Supplied material:
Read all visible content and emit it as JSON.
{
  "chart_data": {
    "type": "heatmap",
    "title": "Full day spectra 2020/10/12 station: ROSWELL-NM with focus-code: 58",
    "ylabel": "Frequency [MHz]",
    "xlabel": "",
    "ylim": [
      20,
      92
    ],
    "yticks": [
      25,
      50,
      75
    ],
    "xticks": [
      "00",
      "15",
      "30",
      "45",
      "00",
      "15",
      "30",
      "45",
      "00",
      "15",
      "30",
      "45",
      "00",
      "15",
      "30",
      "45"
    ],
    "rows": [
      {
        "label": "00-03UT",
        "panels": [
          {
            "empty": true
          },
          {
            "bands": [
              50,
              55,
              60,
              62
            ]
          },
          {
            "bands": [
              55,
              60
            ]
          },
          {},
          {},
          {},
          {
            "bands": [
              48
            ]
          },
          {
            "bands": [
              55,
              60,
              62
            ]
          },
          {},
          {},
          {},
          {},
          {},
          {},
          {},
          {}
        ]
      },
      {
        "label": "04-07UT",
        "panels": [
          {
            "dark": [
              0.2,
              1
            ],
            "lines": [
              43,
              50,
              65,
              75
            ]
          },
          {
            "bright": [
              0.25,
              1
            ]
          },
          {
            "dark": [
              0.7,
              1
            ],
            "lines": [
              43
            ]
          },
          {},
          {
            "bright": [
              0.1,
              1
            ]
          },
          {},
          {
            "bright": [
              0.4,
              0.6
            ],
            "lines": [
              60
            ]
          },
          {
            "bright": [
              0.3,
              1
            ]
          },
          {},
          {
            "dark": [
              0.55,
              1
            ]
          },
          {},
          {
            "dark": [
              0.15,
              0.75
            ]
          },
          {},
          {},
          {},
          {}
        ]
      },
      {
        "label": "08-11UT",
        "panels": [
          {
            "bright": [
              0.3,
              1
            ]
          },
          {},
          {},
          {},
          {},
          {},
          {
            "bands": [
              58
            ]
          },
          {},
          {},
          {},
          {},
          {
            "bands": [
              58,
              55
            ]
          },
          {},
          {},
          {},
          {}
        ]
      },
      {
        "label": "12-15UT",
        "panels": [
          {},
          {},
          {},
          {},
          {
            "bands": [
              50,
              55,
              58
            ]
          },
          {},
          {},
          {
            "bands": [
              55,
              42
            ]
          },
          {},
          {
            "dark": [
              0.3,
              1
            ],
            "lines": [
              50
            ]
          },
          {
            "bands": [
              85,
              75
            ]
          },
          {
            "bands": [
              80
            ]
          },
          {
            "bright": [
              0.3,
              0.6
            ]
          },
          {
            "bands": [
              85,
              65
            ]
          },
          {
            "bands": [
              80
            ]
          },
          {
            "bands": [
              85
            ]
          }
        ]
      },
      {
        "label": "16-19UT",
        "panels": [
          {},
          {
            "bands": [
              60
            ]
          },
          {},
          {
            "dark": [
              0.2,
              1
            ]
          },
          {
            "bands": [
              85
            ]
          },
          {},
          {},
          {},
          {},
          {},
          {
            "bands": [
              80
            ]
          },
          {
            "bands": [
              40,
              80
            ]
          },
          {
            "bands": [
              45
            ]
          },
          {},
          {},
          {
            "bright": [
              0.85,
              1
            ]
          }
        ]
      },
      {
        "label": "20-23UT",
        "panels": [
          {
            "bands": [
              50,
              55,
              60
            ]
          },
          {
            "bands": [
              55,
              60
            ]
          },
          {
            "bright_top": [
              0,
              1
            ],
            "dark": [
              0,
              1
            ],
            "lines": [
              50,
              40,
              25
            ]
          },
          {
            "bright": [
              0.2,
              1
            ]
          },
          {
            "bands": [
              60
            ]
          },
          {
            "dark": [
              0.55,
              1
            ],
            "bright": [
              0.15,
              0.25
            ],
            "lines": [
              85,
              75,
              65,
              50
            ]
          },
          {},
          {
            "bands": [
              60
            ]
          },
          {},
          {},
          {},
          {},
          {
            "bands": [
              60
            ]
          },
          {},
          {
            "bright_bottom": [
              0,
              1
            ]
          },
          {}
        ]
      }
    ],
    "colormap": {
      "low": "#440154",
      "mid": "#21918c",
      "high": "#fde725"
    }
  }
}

Aim: Extract all the entries word for word.

Exercise result:
Read all visible content and emit it as JSON.
{
  "chart_data": {
    "type": "heatmap",
    "title": "Full day spectra 2020/10/12 station: ROSWELL-NM with focus-code: 58",
    "ylabel": "Frequency [MHz]",
    "xlabel": "",
    "ylim": [
      20,
      92
    ],
    "yticks": [
      25,
      50,
      75
    ],
    "xticks": [
      "00",
      "15",
      "30",
      "45",
      "00",
      "15",
      "30",
      "45",
      "00",
      "15",
      "30",
      "45",
      "00",
      "15",
      "30",
      "45"
    ],
    "rows": [
      {
        "label": "00-03UT",
        "panels": [
          {
            "empty": true
          },
          {
            "bands": [
              50,
              55,
              60,
              62
            ]
          },
          {
            "bands": [
              55,
              60
            ]
          },
          {},
          {},
          {},
          {
            "bands": [
              48
            ]
          },
          {
            "bands": [
              55,
              60,
              62
            ]
          },
          {},
          {},
          {},
          {},
          {},
          {},
          {},
          {}
        ]
      },
      {
        "label": "04-07UT",
        "panels": [
          {
            "dark": [
              0.2,
              1
            ],
            "lines": [
              43,
              50,
              65,
              75
            ]
          },
          {
            "bright": [
              0.25,
              1
            ]
          },
          {
            "dark": [
              0.7,
              1
            ],
            "lines": [
              43
            ]
          },
          {},
          {
            "bright": [
              0.1,
              1
            ]
          },
          {},
          {
            "bright": [
              0.4,
              0.6
            ],
            "lines": [
              60
            ]
          },
          {
            "bright": [
              0.3,
              1
            ]
          },
          {},
          {
            "dark": [
              0.55,
              1
            ]
          },
          {},
          {
            "dark": [
              0.15,
              0.75
            ]
          },
          {},
          {},
          {},
          {}
        ]
      },
      {
        "label": "08-11UT",
        "panels": [
          {
            "bright": [
              0.3,
              1
            ]
          },
          {},
          {},
          {},
          {},
          {},
          {
            "bands": [
              58
            ]
          },
          {},
          {},
          {},
          {},
          {
            "bands": [
              58,
              55
            ]
          },
          {},
          {},
          {},
          {}
        ]
      },
      {
        "label": "12-15UT",
        "panels": [
          {},
          {},
          {},
          {},
          {
            "bands": [
              50,
              55,
              58
            ]
          },
          {},
          {},
          {
            "bands": [
              55,
              42
            ]
          },
          {},
          {
            "dark": [
              0.3,
              1
            ],
            "lines": [
              50
            ]
          },
          {
            "bands": [
              85,
              75
            ]
          },
          {
            "bands": [
              80
            ]
          },
          {
            "bright": [
              0.3,
              0.6
            ]
          },
          {
            "bands": [
              85,
              65
            ]
          },
          {
            "bands": [
              80
            ]
          },
          {
            "bands": [
              85
            ]
          }
        ]
      },
      {
        "label": "16-19UT",
        "panels": [
          {},
          {
            "bands": [
              60
            ]
          },
          {},
          {
            "dark": [
              0.2,
              1
            ]
          },
          {
            "bands": [
              85
            ]
          },
          {},
          {},
          {},
          {},
          {},
          {
            "bands": [
              80
            ]
          },
          {
            "bands": [
              40,
              80
            ]
          },
          {
            "bands": [
              45
            ]
          },
          {},
          {},
          {
            "bright": [
              0.85,
              1
            ]
          }
        ]
      },
      {
        "label": "20-23UT",
        "panels": [
          {
            "bands": [
              50,
              55,
              60
            ]
          },
          {
            "bands": [
              55,
              60
            ]
          },
          {
            "bright_top": [
              0,
              1
            ],
            "dark": [
              0,
              1
            ],
            "lines": [
              50,
              40,
              25
            ]
          },
          {
            "bright": [
              0.2,
              1
            ]
          },
          {
            "bands": [
              60
            ]
          },
          {
            "dark": [
              0.55,
              1
            ],
            "bright": [
              0.15,
              0.25
            ],
            "lines": [
              85,
              75,
              65,
              50
            ]
          },
          {},
          {
            "bands": [
              60
            ]
          },
          {},
          {},
          {},
          {},
          {
            "bands": [
              60
            ]
          },
          {},
          {
            "bright_bottom": [
              0,
              1
            ]
          },
          {}
        ]
      }
    ],
    "colormap": {
      "low": "#440154",
      "mid": "#21918c",
      "high": "#fde725"
    }
  }
}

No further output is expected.